_AIM_
Reproduce the material below, changing every occurrence of "plus-icon" to "addition-icon" and keeping everything else the same.

━━━━━ RECORDS TO PROCESS ━━━━━

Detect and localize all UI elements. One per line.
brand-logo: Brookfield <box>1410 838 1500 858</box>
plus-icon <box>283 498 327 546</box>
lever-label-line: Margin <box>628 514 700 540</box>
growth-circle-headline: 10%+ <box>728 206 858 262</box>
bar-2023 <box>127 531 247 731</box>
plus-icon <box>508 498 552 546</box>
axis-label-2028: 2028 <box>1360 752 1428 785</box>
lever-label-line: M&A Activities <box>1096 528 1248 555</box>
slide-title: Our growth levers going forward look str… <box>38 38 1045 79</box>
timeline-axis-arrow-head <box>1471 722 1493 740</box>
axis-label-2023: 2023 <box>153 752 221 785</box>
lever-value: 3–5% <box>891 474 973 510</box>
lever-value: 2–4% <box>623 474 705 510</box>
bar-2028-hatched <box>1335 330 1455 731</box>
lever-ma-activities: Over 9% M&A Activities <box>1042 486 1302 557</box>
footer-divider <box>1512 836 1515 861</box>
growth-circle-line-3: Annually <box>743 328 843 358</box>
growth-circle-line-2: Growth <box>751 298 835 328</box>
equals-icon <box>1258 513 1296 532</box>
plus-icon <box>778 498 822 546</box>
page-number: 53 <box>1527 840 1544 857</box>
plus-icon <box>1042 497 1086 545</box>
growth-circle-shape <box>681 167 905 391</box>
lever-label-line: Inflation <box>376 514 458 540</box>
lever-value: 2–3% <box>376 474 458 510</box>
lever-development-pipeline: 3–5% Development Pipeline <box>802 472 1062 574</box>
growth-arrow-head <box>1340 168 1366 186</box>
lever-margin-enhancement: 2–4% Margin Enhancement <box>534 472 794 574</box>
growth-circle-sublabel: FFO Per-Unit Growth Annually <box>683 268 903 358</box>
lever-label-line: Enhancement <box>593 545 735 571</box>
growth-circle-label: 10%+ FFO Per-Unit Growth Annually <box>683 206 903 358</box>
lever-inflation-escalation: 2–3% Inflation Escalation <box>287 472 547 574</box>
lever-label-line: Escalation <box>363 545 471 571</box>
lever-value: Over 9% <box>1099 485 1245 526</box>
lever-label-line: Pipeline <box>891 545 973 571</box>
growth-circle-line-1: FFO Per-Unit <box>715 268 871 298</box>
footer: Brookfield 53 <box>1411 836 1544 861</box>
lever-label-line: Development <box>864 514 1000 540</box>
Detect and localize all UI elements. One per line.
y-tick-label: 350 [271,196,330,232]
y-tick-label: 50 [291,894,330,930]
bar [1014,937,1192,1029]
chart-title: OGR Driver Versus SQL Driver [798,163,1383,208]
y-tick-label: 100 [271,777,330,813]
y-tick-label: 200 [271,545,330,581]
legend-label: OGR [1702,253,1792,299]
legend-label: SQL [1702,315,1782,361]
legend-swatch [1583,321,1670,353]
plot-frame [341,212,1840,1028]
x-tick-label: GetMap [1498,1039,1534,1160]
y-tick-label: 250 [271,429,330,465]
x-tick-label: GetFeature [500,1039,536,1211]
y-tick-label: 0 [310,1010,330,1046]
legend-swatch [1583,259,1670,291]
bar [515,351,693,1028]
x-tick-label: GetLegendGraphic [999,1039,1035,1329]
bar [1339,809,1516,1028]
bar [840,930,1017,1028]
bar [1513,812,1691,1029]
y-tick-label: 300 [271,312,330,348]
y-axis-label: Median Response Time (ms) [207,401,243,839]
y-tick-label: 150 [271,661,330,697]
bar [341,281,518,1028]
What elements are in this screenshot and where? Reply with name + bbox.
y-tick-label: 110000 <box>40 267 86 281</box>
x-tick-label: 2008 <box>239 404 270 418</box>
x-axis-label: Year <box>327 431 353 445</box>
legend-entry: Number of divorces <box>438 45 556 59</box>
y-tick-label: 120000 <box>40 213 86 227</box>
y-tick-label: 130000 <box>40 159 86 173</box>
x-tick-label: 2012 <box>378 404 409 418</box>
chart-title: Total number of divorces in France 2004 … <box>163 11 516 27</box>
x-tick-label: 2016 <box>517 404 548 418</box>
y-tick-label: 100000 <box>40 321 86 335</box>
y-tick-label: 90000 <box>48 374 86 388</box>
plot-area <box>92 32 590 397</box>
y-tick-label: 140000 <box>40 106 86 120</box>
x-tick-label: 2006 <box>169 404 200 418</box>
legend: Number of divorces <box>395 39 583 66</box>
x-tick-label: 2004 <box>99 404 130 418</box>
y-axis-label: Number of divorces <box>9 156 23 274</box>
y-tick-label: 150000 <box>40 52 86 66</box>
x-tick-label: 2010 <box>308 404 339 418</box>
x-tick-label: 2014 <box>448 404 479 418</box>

━━━━━

_THE RESULT_
Detect and localize all UI elements. One per line.
brand-logo: Brookfield <box>1410 838 1500 858</box>
addition-icon <box>283 498 327 546</box>
lever-label-line: Margin <box>628 514 700 540</box>
growth-circle-headline: 10%+ <box>728 206 858 262</box>
bar-2023 <box>127 531 247 731</box>
addition-icon <box>508 498 552 546</box>
axis-label-2028: 2028 <box>1360 752 1428 785</box>
lever-label-line: M&A Activities <box>1096 528 1248 555</box>
slide-title: Our growth levers going forward look str… <box>38 38 1045 79</box>
timeline-axis-arrow-head <box>1471 722 1493 740</box>
axis-label-2023: 2023 <box>153 752 221 785</box>
lever-value: 3–5% <box>891 474 973 510</box>
lever-value: 2–4% <box>623 474 705 510</box>
bar-2028-hatched <box>1335 330 1455 731</box>
lever-ma-activities: Over 9% M&A Activities <box>1042 486 1302 557</box>
footer-divider <box>1512 836 1515 861</box>
growth-circle-line-3: Annually <box>743 328 843 358</box>
growth-circle-line-2: Growth <box>751 298 835 328</box>
equals-icon <box>1258 513 1296 532</box>
addition-icon <box>778 498 822 546</box>
page-number: 53 <box>1527 840 1544 857</box>
addition-icon <box>1042 497 1086 545</box>
growth-circle-shape <box>681 167 905 391</box>
lever-label-line: Inflation <box>376 514 458 540</box>
lever-value: 2–3% <box>376 474 458 510</box>
lever-development-pipeline: 3–5% Development Pipeline <box>802 472 1062 574</box>
growth-arrow-head <box>1340 168 1366 186</box>
lever-margin-enhancement: 2–4% Margin Enhancement <box>534 472 794 574</box>
growth-circle-sublabel: FFO Per-Unit Growth Annually <box>683 268 903 358</box>
lever-label-line: Enhancement <box>593 545 735 571</box>
growth-circle-label: 10%+ FFO Per-Unit Growth Annually <box>683 206 903 358</box>
lever-inflation-escalation: 2–3% Inflation Escalation <box>287 472 547 574</box>
lever-label-line: Escalation <box>363 545 471 571</box>
lever-value: Over 9% <box>1099 485 1245 526</box>
lever-label-line: Pipeline <box>891 545 973 571</box>
growth-circle-line-1: FFO Per-Unit <box>715 268 871 298</box>
footer: Brookfield 53 <box>1411 836 1544 861</box>
lever-label-line: Development <box>864 514 1000 540</box>
Detect and localize all UI elements. One per line.
y-tick-label: 350 [271,196,330,232]
y-tick-label: 50 [291,894,330,930]
bar [1014,937,1192,1029]
chart-title: OGR Driver Versus SQL Driver [798,163,1383,208]
y-tick-label: 100 [271,777,330,813]
y-tick-label: 200 [271,545,330,581]
legend-label: OGR [1702,253,1792,299]
legend-label: SQL [1702,315,1782,361]
legend-swatch [1583,321,1670,353]
plot-frame [341,212,1840,1028]
x-tick-label: GetMap [1498,1039,1534,1160]
y-tick-label: 250 [271,429,330,465]
x-tick-label: GetFeature [500,1039,536,1211]
y-tick-label: 0 [310,1010,330,1046]
legend-swatch [1583,259,1670,291]
bar [515,351,693,1028]
x-tick-label: GetLegendGraphic [999,1039,1035,1329]
bar [1339,809,1516,1028]
bar [840,930,1017,1028]
bar [1513,812,1691,1029]
y-tick-label: 300 [271,312,330,348]
y-axis-label: Median Response Time (ms) [207,401,243,839]
y-tick-label: 150 [271,661,330,697]
bar [341,281,518,1028]
What elements are in this screenshot and where? Reply with name + bbox.
y-tick-label: 110000 <box>40 267 86 281</box>
x-tick-label: 2008 <box>239 404 270 418</box>
x-axis-label: Year <box>327 431 353 445</box>
legend-entry: Number of divorces <box>438 45 556 59</box>
y-tick-label: 120000 <box>40 213 86 227</box>
y-tick-label: 130000 <box>40 159 86 173</box>
x-tick-label: 2012 <box>378 404 409 418</box>
chart-title: Total number of divorces in France 2004 … <box>163 11 516 27</box>
x-tick-label: 2016 <box>517 404 548 418</box>
y-tick-label: 100000 <box>40 321 86 335</box>
y-tick-label: 90000 <box>48 374 86 388</box>
plot-area <box>92 32 590 397</box>
y-tick-label: 140000 <box>40 106 86 120</box>
x-tick-label: 2006 <box>169 404 200 418</box>
legend: Number of divorces <box>395 39 583 66</box>
x-tick-label: 2004 <box>99 404 130 418</box>
y-axis-label: Number of divorces <box>9 156 23 274</box>
y-tick-label: 150000 <box>40 52 86 66</box>
x-tick-label: 2010 <box>308 404 339 418</box>
x-tick-label: 2014 <box>448 404 479 418</box>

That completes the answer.